[Start Dataset rows]

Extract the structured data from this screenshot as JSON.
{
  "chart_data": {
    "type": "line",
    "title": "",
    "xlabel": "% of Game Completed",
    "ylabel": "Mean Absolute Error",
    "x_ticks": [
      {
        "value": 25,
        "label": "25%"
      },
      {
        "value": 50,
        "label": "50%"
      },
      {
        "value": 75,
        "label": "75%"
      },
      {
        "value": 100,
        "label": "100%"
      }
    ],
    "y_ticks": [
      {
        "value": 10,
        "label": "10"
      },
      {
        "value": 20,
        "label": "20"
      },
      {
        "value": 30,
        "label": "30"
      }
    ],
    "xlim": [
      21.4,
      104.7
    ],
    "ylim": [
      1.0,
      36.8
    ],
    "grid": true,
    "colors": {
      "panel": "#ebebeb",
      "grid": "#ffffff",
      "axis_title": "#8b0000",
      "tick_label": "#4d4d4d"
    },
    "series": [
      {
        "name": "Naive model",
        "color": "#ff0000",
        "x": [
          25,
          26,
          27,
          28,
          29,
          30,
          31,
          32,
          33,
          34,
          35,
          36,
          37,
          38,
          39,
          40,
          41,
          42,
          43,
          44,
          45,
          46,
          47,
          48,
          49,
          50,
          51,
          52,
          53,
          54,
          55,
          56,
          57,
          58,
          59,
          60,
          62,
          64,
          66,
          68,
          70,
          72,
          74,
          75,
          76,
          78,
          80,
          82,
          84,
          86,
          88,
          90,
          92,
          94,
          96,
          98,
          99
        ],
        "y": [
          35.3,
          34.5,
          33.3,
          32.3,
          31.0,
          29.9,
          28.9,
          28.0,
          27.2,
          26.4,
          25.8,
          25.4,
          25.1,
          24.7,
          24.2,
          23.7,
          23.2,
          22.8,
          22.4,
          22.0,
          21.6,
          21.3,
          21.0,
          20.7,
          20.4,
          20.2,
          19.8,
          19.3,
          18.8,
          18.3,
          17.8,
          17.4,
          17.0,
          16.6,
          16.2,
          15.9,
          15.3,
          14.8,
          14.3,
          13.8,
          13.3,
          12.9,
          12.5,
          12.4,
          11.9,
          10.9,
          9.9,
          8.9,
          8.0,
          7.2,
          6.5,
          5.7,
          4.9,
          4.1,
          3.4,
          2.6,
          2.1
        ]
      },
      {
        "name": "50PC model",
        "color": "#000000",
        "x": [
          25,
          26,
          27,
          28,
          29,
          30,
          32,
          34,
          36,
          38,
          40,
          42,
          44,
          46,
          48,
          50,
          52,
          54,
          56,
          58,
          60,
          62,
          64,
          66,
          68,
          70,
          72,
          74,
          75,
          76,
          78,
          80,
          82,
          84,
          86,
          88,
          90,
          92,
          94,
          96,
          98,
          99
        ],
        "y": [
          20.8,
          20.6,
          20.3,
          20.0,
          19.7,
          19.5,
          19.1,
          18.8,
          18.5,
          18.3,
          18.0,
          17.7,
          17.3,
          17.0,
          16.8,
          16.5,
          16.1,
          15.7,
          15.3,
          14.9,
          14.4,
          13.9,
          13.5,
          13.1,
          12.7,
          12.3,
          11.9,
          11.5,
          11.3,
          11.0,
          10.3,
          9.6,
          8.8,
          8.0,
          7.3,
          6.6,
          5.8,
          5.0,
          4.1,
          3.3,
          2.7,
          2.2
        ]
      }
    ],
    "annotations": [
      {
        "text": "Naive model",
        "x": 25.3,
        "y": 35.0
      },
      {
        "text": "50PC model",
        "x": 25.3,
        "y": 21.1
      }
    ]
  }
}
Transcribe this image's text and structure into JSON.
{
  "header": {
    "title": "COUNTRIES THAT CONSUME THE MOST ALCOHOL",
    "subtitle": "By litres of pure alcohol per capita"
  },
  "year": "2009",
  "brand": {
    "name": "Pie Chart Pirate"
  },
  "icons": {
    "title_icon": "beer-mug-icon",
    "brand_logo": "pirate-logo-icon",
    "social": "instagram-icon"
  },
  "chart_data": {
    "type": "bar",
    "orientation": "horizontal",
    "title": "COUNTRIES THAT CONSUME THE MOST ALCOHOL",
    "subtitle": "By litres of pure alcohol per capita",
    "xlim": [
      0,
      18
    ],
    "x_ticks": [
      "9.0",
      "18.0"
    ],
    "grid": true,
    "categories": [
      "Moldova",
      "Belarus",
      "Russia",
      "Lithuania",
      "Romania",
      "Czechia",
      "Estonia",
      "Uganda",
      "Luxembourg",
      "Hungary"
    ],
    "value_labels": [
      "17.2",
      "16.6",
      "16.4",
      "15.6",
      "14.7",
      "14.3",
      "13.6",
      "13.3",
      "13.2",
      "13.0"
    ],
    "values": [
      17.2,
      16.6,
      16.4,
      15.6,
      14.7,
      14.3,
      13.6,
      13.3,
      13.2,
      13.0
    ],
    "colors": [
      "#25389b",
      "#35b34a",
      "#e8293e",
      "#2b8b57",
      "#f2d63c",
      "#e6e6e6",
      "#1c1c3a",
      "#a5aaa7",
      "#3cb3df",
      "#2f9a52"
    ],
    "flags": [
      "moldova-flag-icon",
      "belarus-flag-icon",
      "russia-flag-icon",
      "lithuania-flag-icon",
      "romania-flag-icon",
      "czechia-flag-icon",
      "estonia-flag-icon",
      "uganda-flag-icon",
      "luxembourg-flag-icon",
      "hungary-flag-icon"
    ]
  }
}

[End Dataset rows]

Given exercise: Copy only this span: the line that contains "Transcribe this image's", the last line, and every line between them.

Written answer:
Transcribe this image's text and structure into JSON.
{
  "header": {
    "title": "COUNTRIES THAT CONSUME THE MOST ALCOHOL",
    "subtitle": "By litres of pure alcohol per capita"
  },
  "year": "2009",
  "brand": {
    "name": "Pie Chart Pirate"
  },
  "icons": {
    "title_icon": "beer-mug-icon",
    "brand_logo": "pirate-logo-icon",
    "social": "instagram-icon"
  },
  "chart_data": {
    "type": "bar",
    "orientation": "horizontal",
    "title": "COUNTRIES THAT CONSUME THE MOST ALCOHOL",
    "subtitle": "By litres of pure alcohol per capita",
    "xlim": [
      0,
      18
    ],
    "x_ticks": [
      "9.0",
      "18.0"
    ],
    "grid": true,
    "categories": [
      "Moldova",
      "Belarus",
      "Russia",
      "Lithuania",
      "Romania",
      "Czechia",
      "Estonia",
      "Uganda",
      "Luxembourg",
      "Hungary"
    ],
    "value_labels": [
      "17.2",
      "16.6",
      "16.4",
      "15.6",
      "14.7",
      "14.3",
      "13.6",
      "13.3",
      "13.2",
      "13.0"
    ],
    "values": [
      17.2,
      16.6,
      16.4,
      15.6,
      14.7,
      14.3,
      13.6,
      13.3,
      13.2,
      13.0
    ],
    "colors": [
      "#25389b",
      "#35b34a",
      "#e8293e",
      "#2b8b57",
      "#f2d63c",
      "#e6e6e6",
      "#1c1c3a",
      "#a5aaa7",
      "#3cb3df",
      "#2f9a52"
    ],
    "flags": [
      "moldova-flag-icon",
      "belarus-flag-icon",
      "russia-flag-icon",
      "lithuania-flag-icon",
      "romania-flag-icon",
      "czechia-flag-icon",
      "estonia-flag-icon",
      "uganda-flag-icon",
      "luxembourg-flag-icon",
      "hungary-flag-icon"
    ]
  }
}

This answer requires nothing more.